## Start
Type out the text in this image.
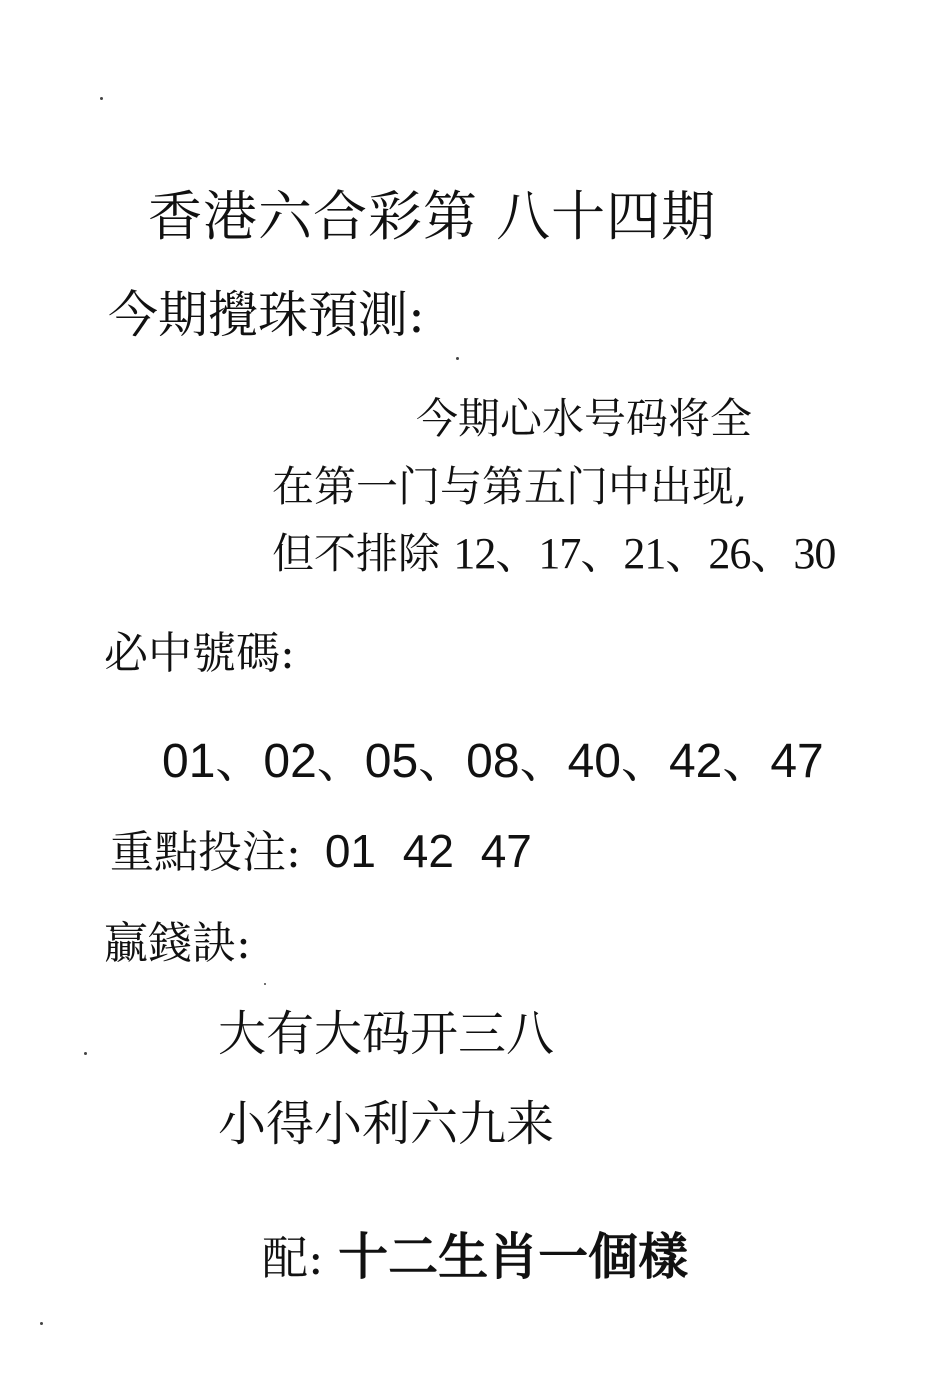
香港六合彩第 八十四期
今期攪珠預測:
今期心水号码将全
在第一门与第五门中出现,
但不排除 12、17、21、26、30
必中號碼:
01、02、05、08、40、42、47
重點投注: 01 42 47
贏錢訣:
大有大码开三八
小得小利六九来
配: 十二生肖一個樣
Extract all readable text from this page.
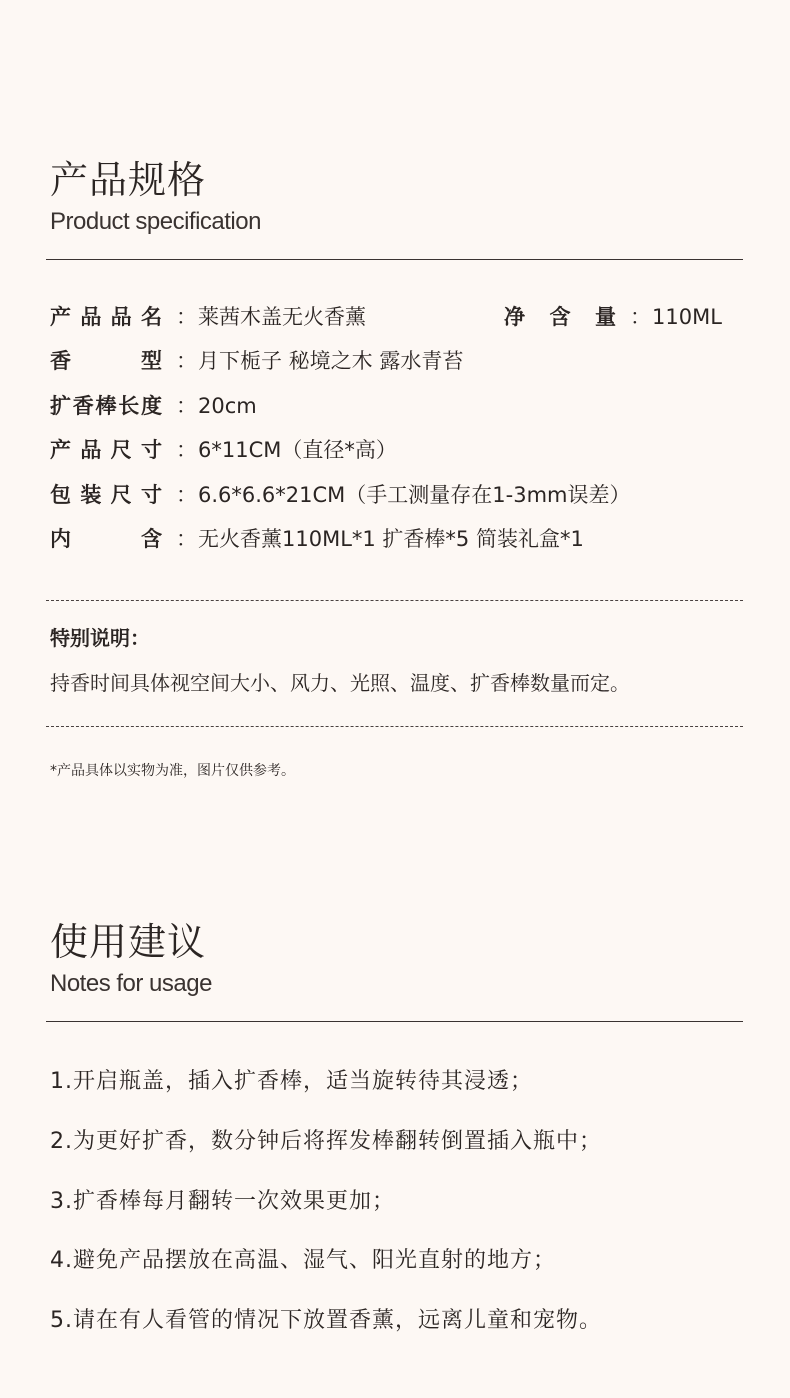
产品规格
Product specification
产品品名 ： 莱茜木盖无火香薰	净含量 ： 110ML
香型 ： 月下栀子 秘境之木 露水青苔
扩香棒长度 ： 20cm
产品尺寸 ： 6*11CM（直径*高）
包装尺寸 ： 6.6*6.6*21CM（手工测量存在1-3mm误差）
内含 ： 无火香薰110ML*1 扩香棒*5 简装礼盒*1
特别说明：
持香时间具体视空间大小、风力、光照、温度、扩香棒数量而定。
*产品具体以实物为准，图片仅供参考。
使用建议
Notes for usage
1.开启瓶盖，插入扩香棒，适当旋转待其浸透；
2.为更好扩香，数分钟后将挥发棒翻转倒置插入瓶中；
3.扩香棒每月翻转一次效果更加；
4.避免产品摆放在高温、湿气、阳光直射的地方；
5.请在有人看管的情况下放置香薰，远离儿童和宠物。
## End
• **EXERCISE**: From the records above, pick out and copy each line holding the word "text".

• **EXERCISE SOLUTION**:
Type out the text in this image.
Extract all readable text from this page.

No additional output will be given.